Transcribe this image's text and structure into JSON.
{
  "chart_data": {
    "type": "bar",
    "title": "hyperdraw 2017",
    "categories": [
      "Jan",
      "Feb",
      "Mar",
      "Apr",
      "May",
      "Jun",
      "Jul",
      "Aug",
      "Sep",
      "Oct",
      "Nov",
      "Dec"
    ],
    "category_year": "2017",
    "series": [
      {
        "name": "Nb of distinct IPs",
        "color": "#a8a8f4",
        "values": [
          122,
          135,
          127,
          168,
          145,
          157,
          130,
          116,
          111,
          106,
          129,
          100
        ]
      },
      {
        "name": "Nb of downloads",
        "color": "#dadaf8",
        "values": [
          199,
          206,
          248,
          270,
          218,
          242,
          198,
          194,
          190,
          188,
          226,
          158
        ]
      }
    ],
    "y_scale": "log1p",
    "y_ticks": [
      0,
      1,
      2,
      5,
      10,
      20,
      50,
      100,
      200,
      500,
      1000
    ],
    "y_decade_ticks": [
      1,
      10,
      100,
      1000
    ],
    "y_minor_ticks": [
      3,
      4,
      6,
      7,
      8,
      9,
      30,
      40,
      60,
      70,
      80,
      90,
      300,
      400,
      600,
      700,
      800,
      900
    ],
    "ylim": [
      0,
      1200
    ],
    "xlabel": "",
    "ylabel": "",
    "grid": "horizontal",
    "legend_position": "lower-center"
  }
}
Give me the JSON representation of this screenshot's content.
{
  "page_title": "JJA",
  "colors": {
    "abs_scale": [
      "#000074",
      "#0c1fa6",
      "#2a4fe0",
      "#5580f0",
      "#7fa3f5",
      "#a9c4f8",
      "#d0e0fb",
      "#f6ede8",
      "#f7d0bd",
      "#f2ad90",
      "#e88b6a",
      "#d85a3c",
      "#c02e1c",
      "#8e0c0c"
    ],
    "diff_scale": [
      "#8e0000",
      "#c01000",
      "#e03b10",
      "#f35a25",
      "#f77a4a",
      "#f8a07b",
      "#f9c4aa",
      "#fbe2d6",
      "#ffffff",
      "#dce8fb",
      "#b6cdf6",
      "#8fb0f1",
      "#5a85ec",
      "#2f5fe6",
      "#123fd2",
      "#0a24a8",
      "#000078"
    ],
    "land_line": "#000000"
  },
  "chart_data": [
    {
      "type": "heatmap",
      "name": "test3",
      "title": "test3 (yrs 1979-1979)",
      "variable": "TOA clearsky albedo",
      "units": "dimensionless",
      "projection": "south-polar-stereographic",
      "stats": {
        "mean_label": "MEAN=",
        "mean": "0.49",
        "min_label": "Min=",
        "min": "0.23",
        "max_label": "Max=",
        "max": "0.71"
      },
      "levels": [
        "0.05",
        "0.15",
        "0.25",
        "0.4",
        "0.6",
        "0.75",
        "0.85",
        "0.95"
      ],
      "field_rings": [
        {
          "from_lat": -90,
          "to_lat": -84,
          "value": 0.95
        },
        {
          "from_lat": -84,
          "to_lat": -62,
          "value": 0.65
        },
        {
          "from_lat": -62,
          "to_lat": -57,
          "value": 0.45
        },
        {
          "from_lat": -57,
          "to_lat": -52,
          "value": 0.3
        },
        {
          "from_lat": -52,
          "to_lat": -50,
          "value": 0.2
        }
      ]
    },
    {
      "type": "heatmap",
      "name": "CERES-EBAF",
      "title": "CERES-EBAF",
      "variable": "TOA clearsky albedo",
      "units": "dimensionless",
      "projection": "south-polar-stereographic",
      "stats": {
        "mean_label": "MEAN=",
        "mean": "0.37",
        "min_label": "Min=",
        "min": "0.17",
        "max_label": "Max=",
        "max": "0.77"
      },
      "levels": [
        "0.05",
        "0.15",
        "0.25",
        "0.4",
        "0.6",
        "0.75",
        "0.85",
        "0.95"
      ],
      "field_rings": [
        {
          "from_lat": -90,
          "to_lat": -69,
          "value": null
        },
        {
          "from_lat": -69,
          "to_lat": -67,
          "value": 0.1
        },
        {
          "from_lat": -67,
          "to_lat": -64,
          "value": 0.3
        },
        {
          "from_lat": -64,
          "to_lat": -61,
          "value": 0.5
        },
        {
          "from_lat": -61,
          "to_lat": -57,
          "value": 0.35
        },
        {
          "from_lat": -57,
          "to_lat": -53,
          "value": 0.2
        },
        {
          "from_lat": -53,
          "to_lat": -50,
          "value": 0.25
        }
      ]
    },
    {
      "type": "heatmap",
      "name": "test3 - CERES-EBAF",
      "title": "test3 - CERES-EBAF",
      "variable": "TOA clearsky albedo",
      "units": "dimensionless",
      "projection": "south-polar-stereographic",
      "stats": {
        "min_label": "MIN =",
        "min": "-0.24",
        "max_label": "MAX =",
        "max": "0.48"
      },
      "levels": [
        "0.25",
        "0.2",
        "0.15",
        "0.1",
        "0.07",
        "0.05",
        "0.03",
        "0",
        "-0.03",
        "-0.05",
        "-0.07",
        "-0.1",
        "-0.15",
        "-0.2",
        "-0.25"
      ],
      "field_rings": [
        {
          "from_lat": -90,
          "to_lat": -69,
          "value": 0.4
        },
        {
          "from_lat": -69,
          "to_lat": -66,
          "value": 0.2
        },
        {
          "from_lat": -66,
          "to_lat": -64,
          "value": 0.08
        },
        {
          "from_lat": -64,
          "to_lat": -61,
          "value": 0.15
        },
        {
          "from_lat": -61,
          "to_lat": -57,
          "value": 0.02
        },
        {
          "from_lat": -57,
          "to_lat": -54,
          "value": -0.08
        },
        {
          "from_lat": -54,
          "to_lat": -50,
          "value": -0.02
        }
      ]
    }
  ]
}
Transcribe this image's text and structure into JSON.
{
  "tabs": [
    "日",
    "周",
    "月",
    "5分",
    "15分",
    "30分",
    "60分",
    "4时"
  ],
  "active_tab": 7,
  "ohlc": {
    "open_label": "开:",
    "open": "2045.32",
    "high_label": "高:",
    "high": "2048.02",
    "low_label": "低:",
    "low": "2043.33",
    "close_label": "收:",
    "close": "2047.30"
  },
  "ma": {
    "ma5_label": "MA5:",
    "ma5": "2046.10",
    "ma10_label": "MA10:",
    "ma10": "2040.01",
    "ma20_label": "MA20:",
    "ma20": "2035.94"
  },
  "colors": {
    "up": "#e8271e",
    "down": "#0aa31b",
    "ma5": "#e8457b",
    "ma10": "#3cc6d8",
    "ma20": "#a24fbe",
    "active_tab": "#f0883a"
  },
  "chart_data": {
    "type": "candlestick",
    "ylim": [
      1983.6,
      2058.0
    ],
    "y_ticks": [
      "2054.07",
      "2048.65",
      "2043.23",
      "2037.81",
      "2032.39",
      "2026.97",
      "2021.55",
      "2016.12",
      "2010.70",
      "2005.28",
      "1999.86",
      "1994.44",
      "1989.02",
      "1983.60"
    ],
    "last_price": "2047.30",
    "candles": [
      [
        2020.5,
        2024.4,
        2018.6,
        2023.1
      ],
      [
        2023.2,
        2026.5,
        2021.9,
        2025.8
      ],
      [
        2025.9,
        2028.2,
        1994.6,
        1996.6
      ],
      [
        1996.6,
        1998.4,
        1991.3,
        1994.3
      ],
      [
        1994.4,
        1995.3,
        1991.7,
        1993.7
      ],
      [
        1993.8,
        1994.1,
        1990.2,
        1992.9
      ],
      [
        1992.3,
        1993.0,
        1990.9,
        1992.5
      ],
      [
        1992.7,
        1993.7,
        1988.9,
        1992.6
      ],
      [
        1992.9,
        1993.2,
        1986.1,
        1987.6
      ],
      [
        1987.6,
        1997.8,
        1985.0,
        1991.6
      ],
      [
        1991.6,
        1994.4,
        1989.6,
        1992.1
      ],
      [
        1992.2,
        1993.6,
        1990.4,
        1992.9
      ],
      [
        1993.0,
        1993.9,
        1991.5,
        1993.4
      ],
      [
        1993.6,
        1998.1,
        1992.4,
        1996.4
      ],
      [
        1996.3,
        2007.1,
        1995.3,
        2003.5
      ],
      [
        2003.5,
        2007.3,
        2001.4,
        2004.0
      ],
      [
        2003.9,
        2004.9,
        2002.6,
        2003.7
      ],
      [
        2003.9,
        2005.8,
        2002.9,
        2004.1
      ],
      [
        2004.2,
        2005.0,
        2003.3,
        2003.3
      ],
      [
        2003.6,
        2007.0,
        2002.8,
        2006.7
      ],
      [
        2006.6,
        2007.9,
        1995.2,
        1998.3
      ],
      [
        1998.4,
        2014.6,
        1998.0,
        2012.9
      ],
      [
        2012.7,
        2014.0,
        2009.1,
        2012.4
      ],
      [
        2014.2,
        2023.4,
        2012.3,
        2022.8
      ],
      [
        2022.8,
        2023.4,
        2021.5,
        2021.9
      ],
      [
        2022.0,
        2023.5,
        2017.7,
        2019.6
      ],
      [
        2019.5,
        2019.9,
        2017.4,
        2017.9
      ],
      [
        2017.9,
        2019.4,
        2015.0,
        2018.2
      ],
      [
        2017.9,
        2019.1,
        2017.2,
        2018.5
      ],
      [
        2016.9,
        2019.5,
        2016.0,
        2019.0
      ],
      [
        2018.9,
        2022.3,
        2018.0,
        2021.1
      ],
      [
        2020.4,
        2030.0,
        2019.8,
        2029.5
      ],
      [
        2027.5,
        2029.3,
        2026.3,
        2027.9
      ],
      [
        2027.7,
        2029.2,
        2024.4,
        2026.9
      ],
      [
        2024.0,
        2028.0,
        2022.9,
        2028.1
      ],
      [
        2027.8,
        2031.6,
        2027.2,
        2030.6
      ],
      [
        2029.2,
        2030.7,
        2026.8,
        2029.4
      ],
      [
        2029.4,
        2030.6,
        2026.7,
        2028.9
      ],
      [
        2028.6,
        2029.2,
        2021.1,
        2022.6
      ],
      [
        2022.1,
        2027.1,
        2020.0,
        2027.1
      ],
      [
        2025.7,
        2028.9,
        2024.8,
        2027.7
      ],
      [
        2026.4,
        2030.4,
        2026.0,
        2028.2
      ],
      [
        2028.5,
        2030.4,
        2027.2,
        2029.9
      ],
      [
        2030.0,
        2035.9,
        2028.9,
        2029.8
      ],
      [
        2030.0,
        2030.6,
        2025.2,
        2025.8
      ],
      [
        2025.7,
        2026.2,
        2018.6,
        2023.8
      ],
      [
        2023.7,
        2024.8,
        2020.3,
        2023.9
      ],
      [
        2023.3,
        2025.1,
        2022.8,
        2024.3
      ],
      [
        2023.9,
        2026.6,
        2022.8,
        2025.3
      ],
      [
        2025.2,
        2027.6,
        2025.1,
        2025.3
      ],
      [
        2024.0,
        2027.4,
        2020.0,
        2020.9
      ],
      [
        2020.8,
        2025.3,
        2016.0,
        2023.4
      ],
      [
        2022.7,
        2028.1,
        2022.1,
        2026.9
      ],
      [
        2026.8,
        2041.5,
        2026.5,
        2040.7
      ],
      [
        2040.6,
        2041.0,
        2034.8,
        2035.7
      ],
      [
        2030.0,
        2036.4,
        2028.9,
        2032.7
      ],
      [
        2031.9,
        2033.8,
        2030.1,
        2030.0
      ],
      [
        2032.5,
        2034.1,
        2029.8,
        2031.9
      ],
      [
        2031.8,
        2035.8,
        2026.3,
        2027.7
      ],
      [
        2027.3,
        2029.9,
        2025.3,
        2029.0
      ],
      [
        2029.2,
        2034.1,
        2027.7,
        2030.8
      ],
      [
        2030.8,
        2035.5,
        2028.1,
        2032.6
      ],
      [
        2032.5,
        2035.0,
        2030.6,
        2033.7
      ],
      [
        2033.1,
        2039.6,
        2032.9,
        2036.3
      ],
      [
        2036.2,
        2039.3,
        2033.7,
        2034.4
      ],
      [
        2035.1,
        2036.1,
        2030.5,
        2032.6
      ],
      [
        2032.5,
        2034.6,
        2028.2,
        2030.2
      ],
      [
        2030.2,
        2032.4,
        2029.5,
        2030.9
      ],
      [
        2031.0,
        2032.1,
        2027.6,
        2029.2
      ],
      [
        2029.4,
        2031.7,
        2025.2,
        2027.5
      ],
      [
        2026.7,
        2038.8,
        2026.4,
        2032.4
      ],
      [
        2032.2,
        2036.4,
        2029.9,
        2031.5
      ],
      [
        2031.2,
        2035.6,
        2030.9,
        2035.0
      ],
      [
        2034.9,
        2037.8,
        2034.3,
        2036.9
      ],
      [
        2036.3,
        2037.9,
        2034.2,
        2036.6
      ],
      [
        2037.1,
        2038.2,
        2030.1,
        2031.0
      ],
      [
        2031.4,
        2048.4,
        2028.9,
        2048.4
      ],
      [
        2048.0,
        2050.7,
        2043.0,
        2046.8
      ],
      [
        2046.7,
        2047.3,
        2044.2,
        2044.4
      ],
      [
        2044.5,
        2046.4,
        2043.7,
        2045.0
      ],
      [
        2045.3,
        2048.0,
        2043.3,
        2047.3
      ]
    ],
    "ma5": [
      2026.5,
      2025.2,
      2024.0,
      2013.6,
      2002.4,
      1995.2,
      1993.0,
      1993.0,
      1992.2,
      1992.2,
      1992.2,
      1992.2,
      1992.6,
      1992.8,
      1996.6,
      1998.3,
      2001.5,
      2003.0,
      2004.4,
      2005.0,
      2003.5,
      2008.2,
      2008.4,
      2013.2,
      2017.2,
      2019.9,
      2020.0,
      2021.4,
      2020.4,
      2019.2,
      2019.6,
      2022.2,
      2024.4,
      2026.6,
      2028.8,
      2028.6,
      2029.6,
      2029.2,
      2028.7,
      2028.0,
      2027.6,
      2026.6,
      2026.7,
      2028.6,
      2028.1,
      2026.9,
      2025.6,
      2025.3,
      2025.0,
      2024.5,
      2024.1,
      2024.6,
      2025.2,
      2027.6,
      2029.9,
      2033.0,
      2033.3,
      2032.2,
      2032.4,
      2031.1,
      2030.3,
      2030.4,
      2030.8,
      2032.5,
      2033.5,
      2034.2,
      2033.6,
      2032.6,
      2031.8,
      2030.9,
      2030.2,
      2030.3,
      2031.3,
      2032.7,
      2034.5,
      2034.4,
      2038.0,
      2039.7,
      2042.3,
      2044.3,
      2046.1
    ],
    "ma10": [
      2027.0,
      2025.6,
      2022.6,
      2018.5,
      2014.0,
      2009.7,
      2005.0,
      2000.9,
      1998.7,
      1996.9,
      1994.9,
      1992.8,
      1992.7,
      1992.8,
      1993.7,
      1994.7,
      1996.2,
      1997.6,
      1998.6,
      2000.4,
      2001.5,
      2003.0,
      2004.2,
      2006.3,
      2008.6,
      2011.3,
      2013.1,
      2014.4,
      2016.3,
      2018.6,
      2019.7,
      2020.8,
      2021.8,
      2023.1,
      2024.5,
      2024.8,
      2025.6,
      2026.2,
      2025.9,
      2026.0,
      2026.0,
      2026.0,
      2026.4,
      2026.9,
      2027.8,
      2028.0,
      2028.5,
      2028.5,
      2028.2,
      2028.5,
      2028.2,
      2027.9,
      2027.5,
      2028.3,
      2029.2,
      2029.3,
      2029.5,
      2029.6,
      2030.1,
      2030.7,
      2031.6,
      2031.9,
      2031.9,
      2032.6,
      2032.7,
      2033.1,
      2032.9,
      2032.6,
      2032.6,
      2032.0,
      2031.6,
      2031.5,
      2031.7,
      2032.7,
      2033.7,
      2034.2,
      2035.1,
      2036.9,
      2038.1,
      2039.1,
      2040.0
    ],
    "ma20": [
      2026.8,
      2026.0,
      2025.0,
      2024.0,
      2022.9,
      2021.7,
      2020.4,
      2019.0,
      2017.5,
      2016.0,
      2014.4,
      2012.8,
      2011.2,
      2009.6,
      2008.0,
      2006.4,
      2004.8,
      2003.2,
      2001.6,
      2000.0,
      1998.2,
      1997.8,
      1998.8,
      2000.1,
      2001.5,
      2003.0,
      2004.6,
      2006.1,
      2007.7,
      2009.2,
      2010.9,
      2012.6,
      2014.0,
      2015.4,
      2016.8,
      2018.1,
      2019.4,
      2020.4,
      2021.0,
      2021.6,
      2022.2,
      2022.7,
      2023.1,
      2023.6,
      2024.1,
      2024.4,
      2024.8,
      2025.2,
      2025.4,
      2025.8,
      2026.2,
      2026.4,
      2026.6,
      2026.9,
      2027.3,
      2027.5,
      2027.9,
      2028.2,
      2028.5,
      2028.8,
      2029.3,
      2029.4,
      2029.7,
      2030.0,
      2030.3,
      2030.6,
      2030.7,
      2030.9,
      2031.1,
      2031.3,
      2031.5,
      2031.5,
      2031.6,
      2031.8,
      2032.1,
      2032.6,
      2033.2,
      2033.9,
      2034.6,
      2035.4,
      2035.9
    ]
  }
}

..........

**YOUR TASK**: Search the entries for the word "name" and copy every line that has it.

**RESPONSE TO THE TASK**:
        "name": "Nb of distinct IPs",
        "name": "Nb of downloads",
      "name": "test3",
      "name": "CERES-EBAF",
      "name": "test3 - CERES-EBAF",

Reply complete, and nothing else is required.